— Begin —

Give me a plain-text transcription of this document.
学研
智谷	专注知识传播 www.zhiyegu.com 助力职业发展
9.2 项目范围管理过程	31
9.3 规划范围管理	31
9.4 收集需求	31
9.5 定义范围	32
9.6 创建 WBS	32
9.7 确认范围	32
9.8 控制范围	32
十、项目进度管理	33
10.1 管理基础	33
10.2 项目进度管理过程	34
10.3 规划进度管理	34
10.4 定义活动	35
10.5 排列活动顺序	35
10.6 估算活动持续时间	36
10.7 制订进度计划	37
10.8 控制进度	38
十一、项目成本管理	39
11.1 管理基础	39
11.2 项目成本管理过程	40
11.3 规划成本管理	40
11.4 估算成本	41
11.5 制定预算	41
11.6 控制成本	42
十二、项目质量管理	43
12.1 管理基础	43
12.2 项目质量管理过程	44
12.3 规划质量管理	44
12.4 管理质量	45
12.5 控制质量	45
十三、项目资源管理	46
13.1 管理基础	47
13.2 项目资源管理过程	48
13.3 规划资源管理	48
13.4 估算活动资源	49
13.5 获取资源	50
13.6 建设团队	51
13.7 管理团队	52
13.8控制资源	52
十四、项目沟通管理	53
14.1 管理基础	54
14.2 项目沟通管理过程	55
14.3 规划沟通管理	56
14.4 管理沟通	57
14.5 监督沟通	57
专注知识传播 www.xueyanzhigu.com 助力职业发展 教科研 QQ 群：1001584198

— End —

All of the entries above need to be reproduced exactly.

Give me a plain-text transcription of this document.
学研
智谷	专注知识传播 www.zhiyegu.com 助力职业发展
9.2 项目范围管理过程	31
9.3 规划范围管理	31
9.4 收集需求	31
9.5 定义范围	32
9.6 创建 WBS	32
9.7 确认范围	32
9.8 控制范围	32
十、项目进度管理	33
10.1 管理基础	33
10.2 项目进度管理过程	34
10.3 规划进度管理	34
10.4 定义活动	35
10.5 排列活动顺序	35
10.6 估算活动持续时间	36
10.7 制订进度计划	37
10.8 控制进度	38
十一、项目成本管理	39
11.1 管理基础	39
11.2 项目成本管理过程	40
11.3 规划成本管理	40
11.4 估算成本	41
11.5 制定预算	41
11.6 控制成本	42
十二、项目质量管理	43
12.1 管理基础	43
12.2 项目质量管理过程	44
12.3 规划质量管理	44
12.4 管理质量	45
12.5 控制质量	45
十三、项目资源管理	46
13.1 管理基础	47
13.2 项目资源管理过程	48
13.3 规划资源管理	48
13.4 估算活动资源	49
13.5 获取资源	50
13.6 建设团队	51
13.7 管理团队	52
13.8控制资源	52
十四、项目沟通管理	53
14.1 管理基础	54
14.2 项目沟通管理过程	55
14.3 规划沟通管理	56
14.4 管理沟通	57
14.5 监督沟通	57
专注知识传播 www.xueyanzhigu.com 助力职业发展 教科研 QQ 群：1001584198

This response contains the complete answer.